RAW DATA -
+++
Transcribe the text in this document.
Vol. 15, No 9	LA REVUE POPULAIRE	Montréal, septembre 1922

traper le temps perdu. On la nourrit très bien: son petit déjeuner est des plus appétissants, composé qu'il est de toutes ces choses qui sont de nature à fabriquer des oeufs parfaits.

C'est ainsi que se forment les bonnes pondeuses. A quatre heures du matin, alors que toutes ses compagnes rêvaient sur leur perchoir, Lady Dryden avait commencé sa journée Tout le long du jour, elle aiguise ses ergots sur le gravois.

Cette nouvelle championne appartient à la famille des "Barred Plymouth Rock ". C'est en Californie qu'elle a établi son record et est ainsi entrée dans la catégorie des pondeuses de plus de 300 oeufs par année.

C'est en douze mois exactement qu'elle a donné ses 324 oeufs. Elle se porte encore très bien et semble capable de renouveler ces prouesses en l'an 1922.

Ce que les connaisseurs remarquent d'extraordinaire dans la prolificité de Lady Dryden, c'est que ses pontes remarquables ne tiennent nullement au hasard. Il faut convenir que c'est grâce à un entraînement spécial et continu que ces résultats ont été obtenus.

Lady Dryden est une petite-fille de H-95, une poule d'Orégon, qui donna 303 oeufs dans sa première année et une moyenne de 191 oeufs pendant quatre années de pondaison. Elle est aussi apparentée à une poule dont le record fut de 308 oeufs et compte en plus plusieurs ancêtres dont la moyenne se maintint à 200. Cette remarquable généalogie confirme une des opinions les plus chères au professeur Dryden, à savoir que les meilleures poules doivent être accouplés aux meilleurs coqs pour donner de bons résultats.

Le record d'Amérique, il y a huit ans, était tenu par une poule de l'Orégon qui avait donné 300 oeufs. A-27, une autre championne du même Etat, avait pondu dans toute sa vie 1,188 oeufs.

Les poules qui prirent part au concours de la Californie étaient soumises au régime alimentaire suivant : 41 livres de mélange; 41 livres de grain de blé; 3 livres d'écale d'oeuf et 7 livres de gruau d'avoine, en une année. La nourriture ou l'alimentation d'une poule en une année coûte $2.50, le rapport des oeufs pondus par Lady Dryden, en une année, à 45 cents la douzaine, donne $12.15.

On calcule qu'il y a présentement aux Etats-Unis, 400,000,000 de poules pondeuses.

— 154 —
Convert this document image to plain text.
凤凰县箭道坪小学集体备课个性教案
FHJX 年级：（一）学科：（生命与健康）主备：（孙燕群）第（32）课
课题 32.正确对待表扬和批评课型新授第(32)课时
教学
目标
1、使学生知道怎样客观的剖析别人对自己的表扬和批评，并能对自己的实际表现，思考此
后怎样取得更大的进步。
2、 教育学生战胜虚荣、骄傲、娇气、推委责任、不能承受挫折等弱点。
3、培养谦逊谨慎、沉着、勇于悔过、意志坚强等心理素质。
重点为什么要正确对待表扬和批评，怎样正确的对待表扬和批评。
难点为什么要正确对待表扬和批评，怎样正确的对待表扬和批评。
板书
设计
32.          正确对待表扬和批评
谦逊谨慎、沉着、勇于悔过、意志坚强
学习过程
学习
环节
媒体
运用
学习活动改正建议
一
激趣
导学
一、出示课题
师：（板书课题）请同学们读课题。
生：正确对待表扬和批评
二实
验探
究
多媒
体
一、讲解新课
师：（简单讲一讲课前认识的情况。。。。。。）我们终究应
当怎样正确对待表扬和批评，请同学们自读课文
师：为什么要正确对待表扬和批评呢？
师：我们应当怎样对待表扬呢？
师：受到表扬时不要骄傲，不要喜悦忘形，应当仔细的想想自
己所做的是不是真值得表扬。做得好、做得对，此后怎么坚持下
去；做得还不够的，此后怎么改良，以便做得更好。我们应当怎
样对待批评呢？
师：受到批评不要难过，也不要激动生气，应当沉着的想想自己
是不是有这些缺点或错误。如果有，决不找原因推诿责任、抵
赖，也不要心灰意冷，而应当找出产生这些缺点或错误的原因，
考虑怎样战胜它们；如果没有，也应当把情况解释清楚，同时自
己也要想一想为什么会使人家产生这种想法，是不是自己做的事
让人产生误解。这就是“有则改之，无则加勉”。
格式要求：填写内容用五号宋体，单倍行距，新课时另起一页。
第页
+++
TASK REQUIREMENTS -
Copy down the material exactly as written.

THE SOLUTION -
Transcribe the text in this document.
Vol. 15, No 9	LA REVUE POPULAIRE	Montréal, septembre 1922

traper le temps perdu. On la nourrit très bien: son petit déjeuner est des plus appétissants, composé qu'il est de toutes ces choses qui sont de nature à fabriquer des oeufs parfaits.

C'est ainsi que se forment les bonnes pondeuses. A quatre heures du matin, alors que toutes ses compagnes rêvaient sur leur perchoir, Lady Dryden avait commencé sa journée Tout le long du jour, elle aiguise ses ergots sur le gravois.

Cette nouvelle championne appartient à la famille des "Barred Plymouth Rock ". C'est en Californie qu'elle a établi son record et est ainsi entrée dans la catégorie des pondeuses de plus de 300 oeufs par année.

C'est en douze mois exactement qu'elle a donné ses 324 oeufs. Elle se porte encore très bien et semble capable de renouveler ces prouesses en l'an 1922.

Ce que les connaisseurs remarquent d'extraordinaire dans la prolificité de Lady Dryden, c'est que ses pontes remarquables ne tiennent nullement au hasard. Il faut convenir que c'est grâce à un entraînement spécial et continu que ces résultats ont été obtenus.

Lady Dryden est une petite-fille de H-95, une poule d'Orégon, qui donna 303 oeufs dans sa première année et une moyenne de 191 oeufs pendant quatre années de pondaison. Elle est aussi apparentée à une poule dont le record fut de 308 oeufs et compte en plus plusieurs ancêtres dont la moyenne se maintint à 200. Cette remarquable généalogie confirme une des opinions les plus chères au professeur Dryden, à savoir que les meilleures poules doivent être accouplés aux meilleurs coqs pour donner de bons résultats.

Le record d'Amérique, il y a huit ans, était tenu par une poule de l'Orégon qui avait donné 300 oeufs. A-27, une autre championne du même Etat, avait pondu dans toute sa vie 1,188 oeufs.

Les poules qui prirent part au concours de la Californie étaient soumises au régime alimentaire suivant : 41 livres de mélange; 41 livres de grain de blé; 3 livres d'écale d'oeuf et 7 livres de gruau d'avoine, en une année. La nourriture ou l'alimentation d'une poule en une année coûte $2.50, le rapport des oeufs pondus par Lady Dryden, en une année, à 45 cents la douzaine, donne $12.15.

On calcule qu'il y a présentement aux Etats-Unis, 400,000,000 de poules pondeuses.

— 154 —
Convert this document image to plain text.
凤凰县箭道坪小学集体备课个性教案
FHJX 年级：（一）学科：（生命与健康）主备：（孙燕群）第（32）课
课题 32.正确对待表扬和批评课型新授第(32)课时
教学
目标
1、使学生知道怎样客观的剖析别人对自己的表扬和批评，并能对自己的实际表现，思考此
后怎样取得更大的进步。
2、 教育学生战胜虚荣、骄傲、娇气、推委责任、不能承受挫折等弱点。
3、培养谦逊谨慎、沉着、勇于悔过、意志坚强等心理素质。
重点为什么要正确对待表扬和批评，怎样正确的对待表扬和批评。
难点为什么要正确对待表扬和批评，怎样正确的对待表扬和批评。
板书
设计
32.          正确对待表扬和批评
谦逊谨慎、沉着、勇于悔过、意志坚强
学习过程
学习
环节
媒体
运用
学习活动改正建议
一
激趣
导学
一、出示课题
师：（板书课题）请同学们读课题。
生：正确对待表扬和批评
二实
验探
究
多媒
体
一、讲解新课
师：（简单讲一讲课前认识的情况。。。。。。）我们终究应
当怎样正确对待表扬和批评，请同学们自读课文
师：为什么要正确对待表扬和批评呢？
师：我们应当怎样对待表扬呢？
师：受到表扬时不要骄傲，不要喜悦忘形，应当仔细的想想自
己所做的是不是真值得表扬。做得好、做得对，此后怎么坚持下
去；做得还不够的，此后怎么改良，以便做得更好。我们应当怎
样对待批评呢？
师：受到批评不要难过，也不要激动生气，应当沉着的想想自己
是不是有这些缺点或错误。如果有，决不找原因推诿责任、抵
赖，也不要心灰意冷，而应当找出产生这些缺点或错误的原因，
考虑怎样战胜它们；如果没有，也应当把情况解释清楚，同时自
己也要想一想为什么会使人家产生这种想法，是不是自己做的事
让人产生误解。这就是“有则改之，无则加勉”。
格式要求：填写内容用五号宋体，单倍行距，新课时另起一页。
第页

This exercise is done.